→ **Required task**:
Print all of the lines exactly. Any picture among them stays out.

Records:
+---+
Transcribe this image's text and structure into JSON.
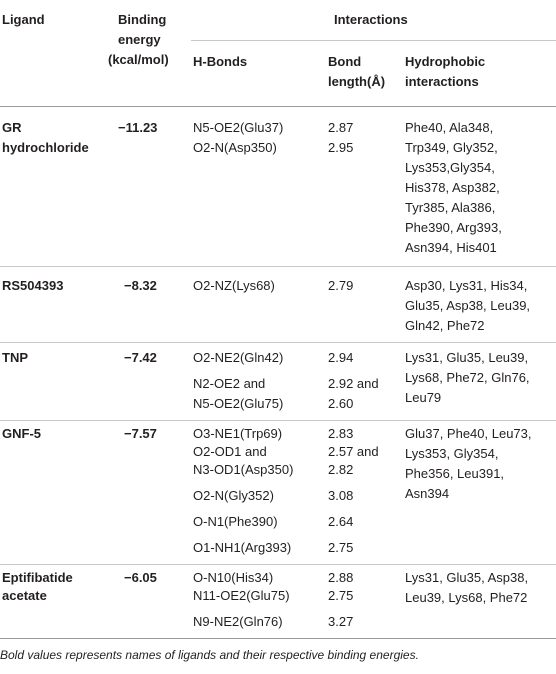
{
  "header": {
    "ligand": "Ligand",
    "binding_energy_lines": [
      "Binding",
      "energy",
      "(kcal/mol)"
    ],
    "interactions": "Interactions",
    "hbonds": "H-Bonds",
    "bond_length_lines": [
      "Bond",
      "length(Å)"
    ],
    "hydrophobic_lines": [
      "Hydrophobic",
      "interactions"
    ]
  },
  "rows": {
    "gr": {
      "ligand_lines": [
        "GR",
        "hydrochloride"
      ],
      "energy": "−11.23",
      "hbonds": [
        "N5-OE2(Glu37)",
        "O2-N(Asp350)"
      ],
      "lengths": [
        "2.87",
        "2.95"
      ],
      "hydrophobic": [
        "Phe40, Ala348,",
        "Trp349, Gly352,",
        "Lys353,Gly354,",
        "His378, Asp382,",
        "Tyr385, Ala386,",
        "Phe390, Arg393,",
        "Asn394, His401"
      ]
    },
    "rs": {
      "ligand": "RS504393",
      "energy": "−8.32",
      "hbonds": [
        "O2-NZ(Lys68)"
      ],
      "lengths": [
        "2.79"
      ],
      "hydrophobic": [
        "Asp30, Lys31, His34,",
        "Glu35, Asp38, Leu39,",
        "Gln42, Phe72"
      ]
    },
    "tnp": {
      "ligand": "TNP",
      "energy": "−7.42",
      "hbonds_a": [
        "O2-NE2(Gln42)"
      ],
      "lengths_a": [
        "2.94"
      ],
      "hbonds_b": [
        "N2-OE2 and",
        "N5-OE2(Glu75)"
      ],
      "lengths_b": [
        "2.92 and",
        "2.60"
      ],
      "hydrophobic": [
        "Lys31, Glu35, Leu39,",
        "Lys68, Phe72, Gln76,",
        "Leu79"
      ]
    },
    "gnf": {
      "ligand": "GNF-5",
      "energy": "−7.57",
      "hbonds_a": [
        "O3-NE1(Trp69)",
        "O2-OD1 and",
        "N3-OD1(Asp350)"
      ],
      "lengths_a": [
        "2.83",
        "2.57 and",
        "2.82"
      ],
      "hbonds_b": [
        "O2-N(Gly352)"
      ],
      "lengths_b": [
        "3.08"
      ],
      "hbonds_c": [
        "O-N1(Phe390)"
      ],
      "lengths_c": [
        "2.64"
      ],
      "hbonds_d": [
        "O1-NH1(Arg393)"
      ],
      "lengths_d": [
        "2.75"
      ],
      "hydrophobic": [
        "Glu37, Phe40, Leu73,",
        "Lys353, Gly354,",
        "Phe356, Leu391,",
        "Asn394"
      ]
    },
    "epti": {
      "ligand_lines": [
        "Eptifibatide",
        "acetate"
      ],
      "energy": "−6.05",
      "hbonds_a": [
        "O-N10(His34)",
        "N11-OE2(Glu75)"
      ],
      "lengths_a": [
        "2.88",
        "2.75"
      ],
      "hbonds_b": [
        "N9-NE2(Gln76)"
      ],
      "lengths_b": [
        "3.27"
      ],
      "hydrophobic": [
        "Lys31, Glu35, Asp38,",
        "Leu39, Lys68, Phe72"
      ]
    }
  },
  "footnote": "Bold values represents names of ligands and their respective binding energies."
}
+---+
→ **Result of this exercise**:
Transcribe this image's text and structure into JSON.
{
  "header": {
    "ligand": "Ligand",
    "binding_energy_lines": [
      "Binding",
      "energy",
      "(kcal/mol)"
    ],
    "interactions": "Interactions",
    "hbonds": "H-Bonds",
    "bond_length_lines": [
      "Bond",
      "length(Å)"
    ],
    "hydrophobic_lines": [
      "Hydrophobic",
      "interactions"
    ]
  },
  "rows": {
    "gr": {
      "ligand_lines": [
        "GR",
        "hydrochloride"
      ],
      "energy": "−11.23",
      "hbonds": [
        "N5-OE2(Glu37)",
        "O2-N(Asp350)"
      ],
      "lengths": [
        "2.87",
        "2.95"
      ],
      "hydrophobic": [
        "Phe40, Ala348,",
        "Trp349, Gly352,",
        "Lys353,Gly354,",
        "His378, Asp382,",
        "Tyr385, Ala386,",
        "Phe390, Arg393,",
        "Asn394, His401"
      ]
    },
    "rs": {
      "ligand": "RS504393",
      "energy": "−8.32",
      "hbonds": [
        "O2-NZ(Lys68)"
      ],
      "lengths": [
        "2.79"
      ],
      "hydrophobic": [
        "Asp30, Lys31, His34,",
        "Glu35, Asp38, Leu39,",
        "Gln42, Phe72"
      ]
    },
    "tnp": {
      "ligand": "TNP",
      "energy": "−7.42",
      "hbonds_a": [
        "O2-NE2(Gln42)"
      ],
      "lengths_a": [
        "2.94"
      ],
      "hbonds_b": [
        "N2-OE2 and",
        "N5-OE2(Glu75)"
      ],
      "lengths_b": [
        "2.92 and",
        "2.60"
      ],
      "hydrophobic": [
        "Lys31, Glu35, Leu39,",
        "Lys68, Phe72, Gln76,",
        "Leu79"
      ]
    },
    "gnf": {
      "ligand": "GNF-5",
      "energy": "−7.57",
      "hbonds_a": [
        "O3-NE1(Trp69)",
        "O2-OD1 and",
        "N3-OD1(Asp350)"
      ],
      "lengths_a": [
        "2.83",
        "2.57 and",
        "2.82"
      ],
      "hbonds_b": [
        "O2-N(Gly352)"
      ],
      "lengths_b": [
        "3.08"
      ],
      "hbonds_c": [
        "O-N1(Phe390)"
      ],
      "lengths_c": [
        "2.64"
      ],
      "hbonds_d": [
        "O1-NH1(Arg393)"
      ],
      "lengths_d": [
        "2.75"
      ],
      "hydrophobic": [
        "Glu37, Phe40, Leu73,",
        "Lys353, Gly354,",
        "Phe356, Leu391,",
        "Asn394"
      ]
    },
    "epti": {
      "ligand_lines": [
        "Eptifibatide",
        "acetate"
      ],
      "energy": "−6.05",
      "hbonds_a": [
        "O-N10(His34)",
        "N11-OE2(Glu75)"
      ],
      "lengths_a": [
        "2.88",
        "2.75"
      ],
      "hbonds_b": [
        "N9-NE2(Gln76)"
      ],
      "lengths_b": [
        "3.27"
      ],
      "hydrophobic": [
        "Lys31, Glu35, Asp38,",
        "Leu39, Lys68, Phe72"
      ]
    }
  },
  "footnote": "Bold values represents names of ligands and their respective binding energies."
}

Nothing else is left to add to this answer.